→ What you need to do
Pick out each line in these entries that contains the string "Radio".

→ Listed records
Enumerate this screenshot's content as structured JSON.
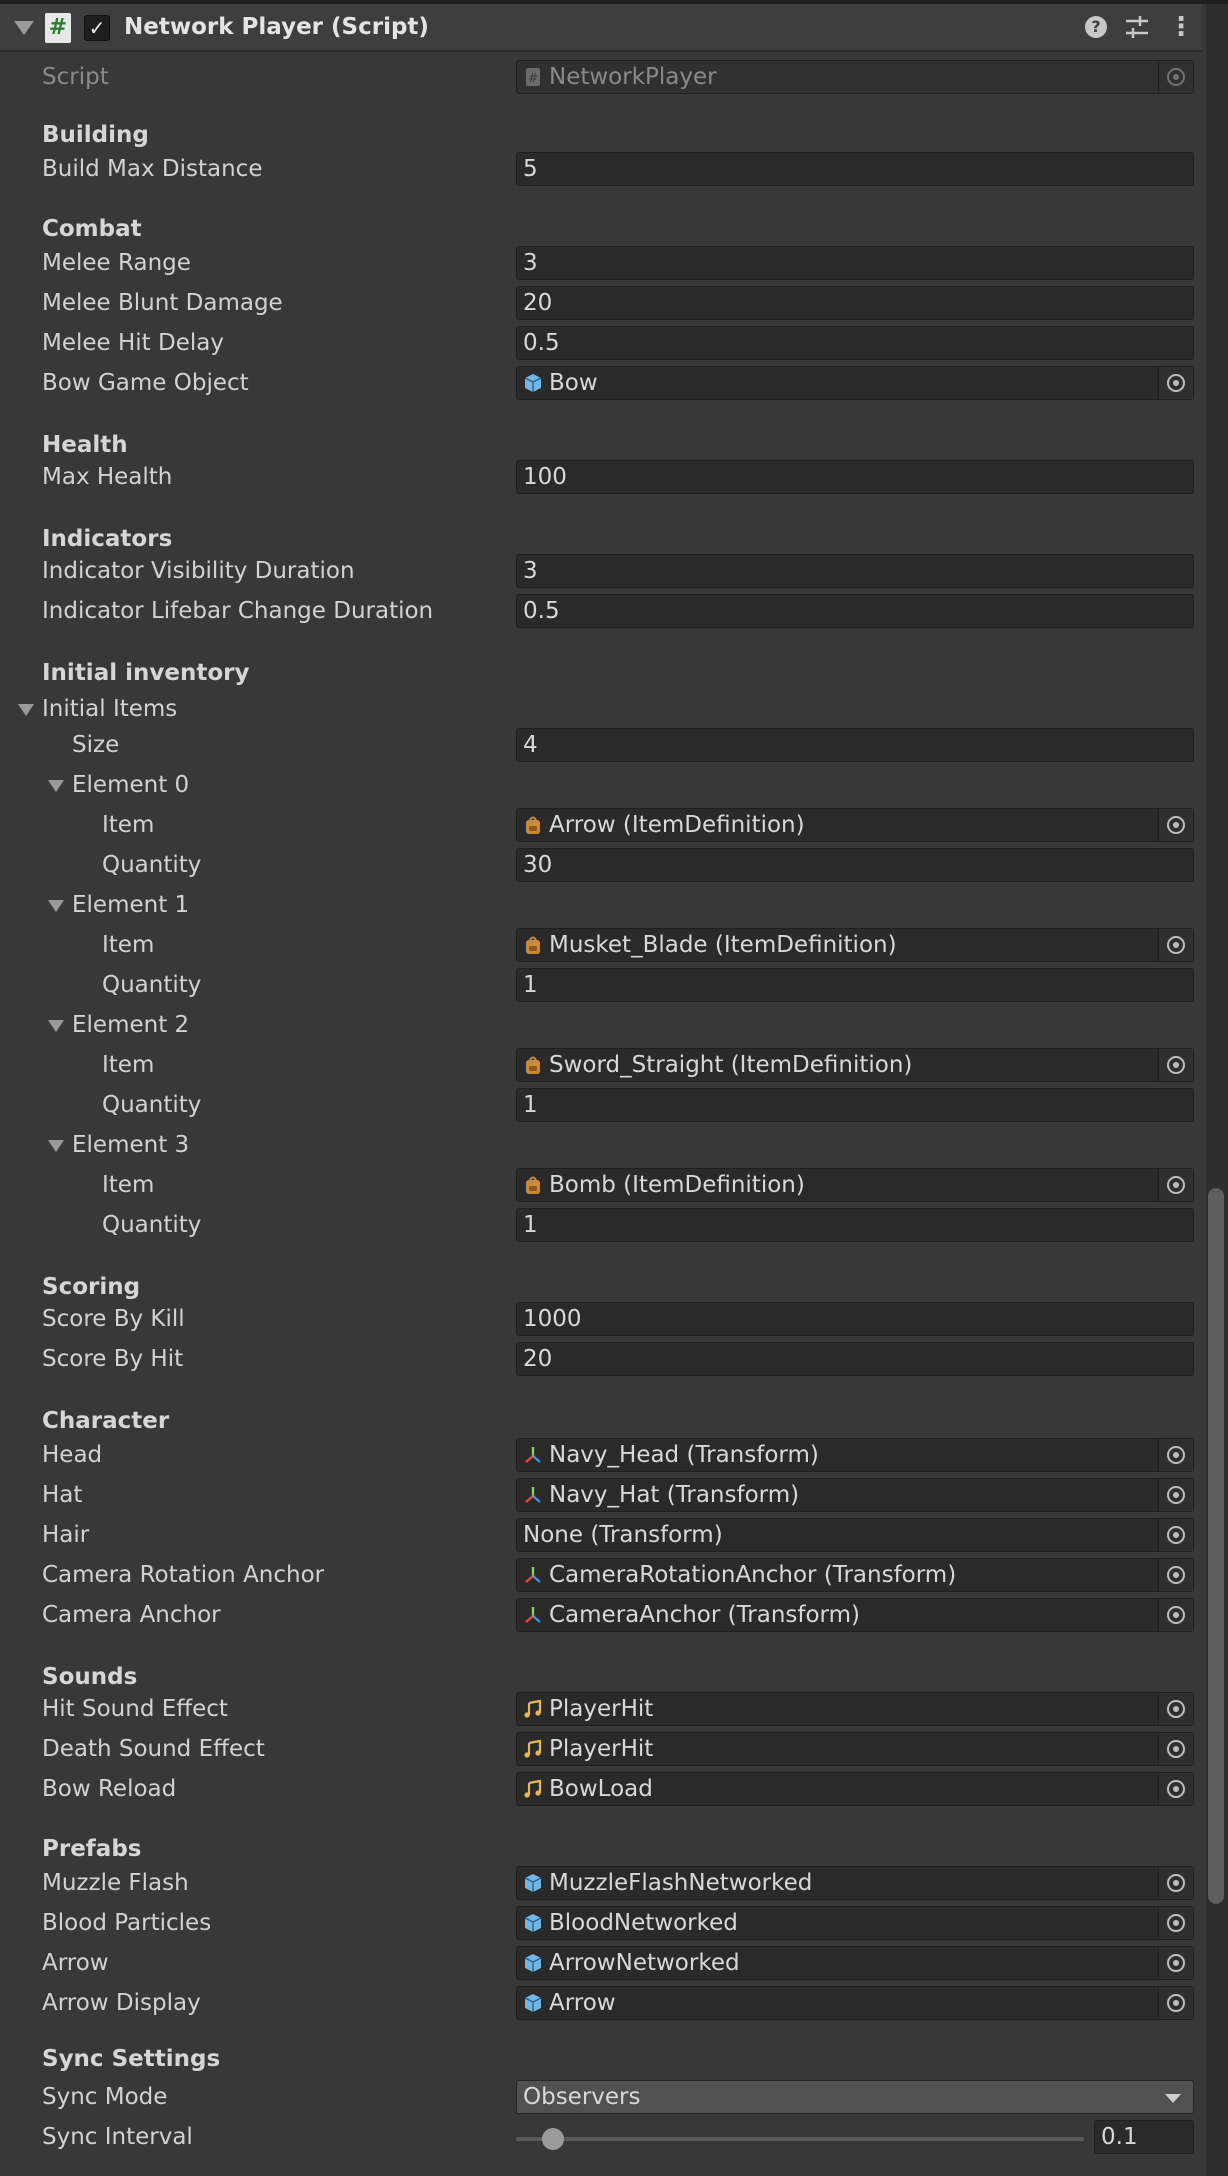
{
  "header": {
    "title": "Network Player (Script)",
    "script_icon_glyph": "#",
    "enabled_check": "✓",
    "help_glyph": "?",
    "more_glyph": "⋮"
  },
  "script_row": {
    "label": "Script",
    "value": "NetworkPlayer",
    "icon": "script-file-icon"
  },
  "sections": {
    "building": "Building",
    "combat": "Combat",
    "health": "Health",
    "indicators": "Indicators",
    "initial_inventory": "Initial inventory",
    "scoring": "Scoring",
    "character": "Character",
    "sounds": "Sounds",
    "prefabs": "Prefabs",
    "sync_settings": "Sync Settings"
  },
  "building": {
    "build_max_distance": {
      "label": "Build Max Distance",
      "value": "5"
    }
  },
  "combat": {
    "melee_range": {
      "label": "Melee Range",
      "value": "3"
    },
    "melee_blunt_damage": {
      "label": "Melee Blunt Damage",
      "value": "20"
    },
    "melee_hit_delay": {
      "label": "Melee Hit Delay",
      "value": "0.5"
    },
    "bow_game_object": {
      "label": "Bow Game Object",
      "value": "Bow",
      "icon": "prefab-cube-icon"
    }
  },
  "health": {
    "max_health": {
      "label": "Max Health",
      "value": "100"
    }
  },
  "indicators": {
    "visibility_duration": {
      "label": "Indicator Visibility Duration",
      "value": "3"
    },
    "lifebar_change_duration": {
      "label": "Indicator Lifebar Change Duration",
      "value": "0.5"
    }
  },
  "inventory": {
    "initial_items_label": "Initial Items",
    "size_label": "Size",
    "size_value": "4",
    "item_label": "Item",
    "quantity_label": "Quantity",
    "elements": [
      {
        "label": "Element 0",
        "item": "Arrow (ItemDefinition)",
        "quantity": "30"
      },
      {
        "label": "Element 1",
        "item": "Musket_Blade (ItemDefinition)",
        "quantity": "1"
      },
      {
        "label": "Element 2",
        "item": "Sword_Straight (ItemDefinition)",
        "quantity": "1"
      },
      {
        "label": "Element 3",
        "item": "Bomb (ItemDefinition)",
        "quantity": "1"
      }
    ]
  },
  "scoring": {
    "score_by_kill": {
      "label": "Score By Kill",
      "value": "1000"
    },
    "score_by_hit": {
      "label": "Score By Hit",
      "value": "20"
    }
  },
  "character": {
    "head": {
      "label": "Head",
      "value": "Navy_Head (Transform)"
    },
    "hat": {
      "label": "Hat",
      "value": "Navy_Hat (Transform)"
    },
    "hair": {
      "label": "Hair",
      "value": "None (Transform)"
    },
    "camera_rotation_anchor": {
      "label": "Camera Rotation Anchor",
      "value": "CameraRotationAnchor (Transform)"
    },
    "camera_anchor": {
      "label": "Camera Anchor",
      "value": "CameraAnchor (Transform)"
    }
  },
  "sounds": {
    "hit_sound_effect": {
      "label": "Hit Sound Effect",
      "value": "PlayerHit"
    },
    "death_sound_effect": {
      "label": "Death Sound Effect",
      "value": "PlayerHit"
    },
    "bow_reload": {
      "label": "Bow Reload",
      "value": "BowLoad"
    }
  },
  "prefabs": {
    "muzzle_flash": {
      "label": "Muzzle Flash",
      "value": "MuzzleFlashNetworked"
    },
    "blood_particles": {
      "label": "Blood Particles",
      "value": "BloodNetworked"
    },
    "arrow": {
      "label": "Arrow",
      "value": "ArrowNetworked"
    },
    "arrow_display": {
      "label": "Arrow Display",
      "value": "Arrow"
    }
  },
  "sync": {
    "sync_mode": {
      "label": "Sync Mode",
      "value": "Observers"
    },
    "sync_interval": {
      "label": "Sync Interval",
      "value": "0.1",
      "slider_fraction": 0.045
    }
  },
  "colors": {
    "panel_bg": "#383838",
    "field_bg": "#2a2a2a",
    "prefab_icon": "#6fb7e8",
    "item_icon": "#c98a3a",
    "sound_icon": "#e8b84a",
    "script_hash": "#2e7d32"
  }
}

...

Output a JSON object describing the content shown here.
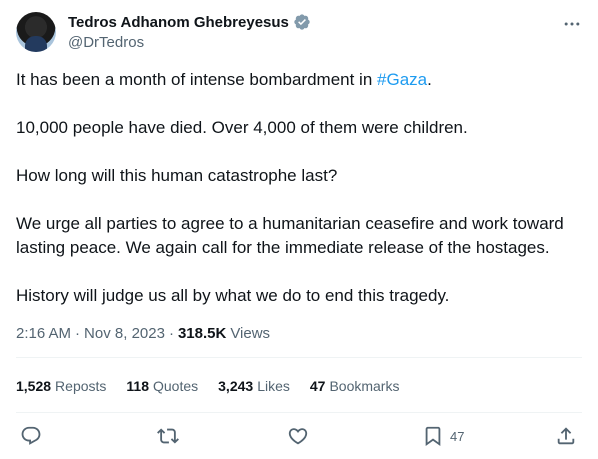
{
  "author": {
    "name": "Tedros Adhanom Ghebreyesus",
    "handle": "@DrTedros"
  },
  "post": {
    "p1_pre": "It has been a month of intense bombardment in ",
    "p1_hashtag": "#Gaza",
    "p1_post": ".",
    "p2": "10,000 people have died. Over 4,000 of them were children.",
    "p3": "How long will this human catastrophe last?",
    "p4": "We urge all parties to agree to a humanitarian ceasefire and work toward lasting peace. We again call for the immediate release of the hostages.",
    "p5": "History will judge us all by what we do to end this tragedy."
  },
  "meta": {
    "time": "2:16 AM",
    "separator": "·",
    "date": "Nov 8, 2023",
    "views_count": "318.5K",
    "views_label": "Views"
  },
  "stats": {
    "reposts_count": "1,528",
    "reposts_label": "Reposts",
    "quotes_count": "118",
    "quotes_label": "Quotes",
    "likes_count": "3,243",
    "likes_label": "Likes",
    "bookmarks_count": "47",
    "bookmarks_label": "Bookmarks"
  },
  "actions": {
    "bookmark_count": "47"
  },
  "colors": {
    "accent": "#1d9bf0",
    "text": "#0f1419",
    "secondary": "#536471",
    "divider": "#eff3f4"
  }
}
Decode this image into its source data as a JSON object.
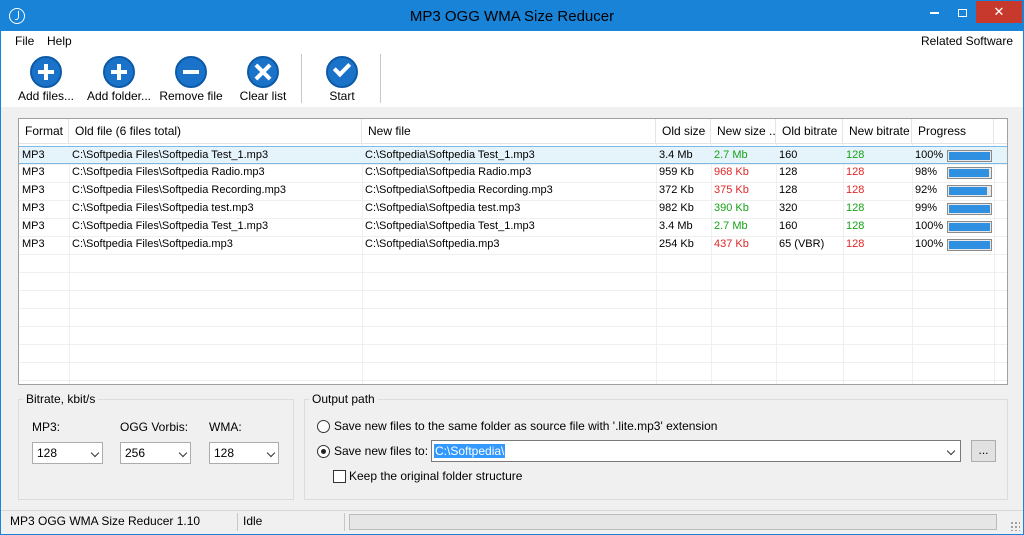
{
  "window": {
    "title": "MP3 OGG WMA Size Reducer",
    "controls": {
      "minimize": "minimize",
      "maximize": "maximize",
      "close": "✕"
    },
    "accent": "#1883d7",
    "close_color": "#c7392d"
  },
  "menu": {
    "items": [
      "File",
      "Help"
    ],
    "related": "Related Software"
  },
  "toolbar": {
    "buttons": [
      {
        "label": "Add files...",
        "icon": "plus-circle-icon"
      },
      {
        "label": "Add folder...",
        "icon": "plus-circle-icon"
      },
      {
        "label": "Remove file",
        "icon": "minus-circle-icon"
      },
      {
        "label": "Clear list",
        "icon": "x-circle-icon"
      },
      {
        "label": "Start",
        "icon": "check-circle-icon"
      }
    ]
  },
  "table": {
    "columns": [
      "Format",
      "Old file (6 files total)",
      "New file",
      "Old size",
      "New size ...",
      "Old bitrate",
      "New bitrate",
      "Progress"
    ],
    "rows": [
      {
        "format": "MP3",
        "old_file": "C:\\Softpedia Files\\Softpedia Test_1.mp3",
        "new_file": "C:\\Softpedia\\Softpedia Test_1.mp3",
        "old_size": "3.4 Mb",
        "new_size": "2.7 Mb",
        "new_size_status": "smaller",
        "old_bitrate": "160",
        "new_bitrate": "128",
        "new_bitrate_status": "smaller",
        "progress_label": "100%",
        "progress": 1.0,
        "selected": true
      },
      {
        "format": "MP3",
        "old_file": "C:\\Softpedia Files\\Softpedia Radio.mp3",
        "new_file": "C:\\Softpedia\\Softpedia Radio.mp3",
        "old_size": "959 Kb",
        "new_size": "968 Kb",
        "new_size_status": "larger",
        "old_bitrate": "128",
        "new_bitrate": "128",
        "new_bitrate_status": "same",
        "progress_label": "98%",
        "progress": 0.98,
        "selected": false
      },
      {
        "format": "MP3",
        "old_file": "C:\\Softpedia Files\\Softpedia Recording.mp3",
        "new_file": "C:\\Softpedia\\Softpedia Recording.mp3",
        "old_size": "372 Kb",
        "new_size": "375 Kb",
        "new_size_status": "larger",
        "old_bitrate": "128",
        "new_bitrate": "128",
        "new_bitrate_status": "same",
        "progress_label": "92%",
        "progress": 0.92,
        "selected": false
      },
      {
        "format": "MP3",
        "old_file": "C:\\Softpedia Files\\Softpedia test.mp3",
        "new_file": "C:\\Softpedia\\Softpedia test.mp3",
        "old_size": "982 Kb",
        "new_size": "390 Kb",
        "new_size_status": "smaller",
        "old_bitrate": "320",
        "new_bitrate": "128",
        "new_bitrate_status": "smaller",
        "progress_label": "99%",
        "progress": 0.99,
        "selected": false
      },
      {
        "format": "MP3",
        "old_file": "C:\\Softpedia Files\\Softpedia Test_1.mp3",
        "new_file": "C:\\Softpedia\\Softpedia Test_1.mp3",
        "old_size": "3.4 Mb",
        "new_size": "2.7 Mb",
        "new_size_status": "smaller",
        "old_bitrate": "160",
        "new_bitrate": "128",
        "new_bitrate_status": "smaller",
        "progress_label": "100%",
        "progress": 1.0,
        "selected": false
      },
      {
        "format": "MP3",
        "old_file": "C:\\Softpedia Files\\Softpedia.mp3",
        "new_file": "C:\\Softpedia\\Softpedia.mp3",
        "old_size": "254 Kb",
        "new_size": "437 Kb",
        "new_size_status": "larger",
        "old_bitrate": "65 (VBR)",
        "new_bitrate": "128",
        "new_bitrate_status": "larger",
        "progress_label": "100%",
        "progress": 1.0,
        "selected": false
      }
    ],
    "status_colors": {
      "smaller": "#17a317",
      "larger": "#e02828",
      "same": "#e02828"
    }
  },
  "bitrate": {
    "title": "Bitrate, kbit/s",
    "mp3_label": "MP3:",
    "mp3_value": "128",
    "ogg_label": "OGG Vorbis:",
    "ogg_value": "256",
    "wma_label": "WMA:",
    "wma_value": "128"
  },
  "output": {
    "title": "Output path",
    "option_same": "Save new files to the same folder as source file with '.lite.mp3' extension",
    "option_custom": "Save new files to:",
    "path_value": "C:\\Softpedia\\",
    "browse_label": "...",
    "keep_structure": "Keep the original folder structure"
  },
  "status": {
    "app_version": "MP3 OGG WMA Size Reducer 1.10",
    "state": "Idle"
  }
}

→ Worked solution
        "old_file": "C:\\Softpedia Files\\Softpedia Radio.mp3",
        "new_file": "C:\\Softpedia\\Softpedia Radio.mp3",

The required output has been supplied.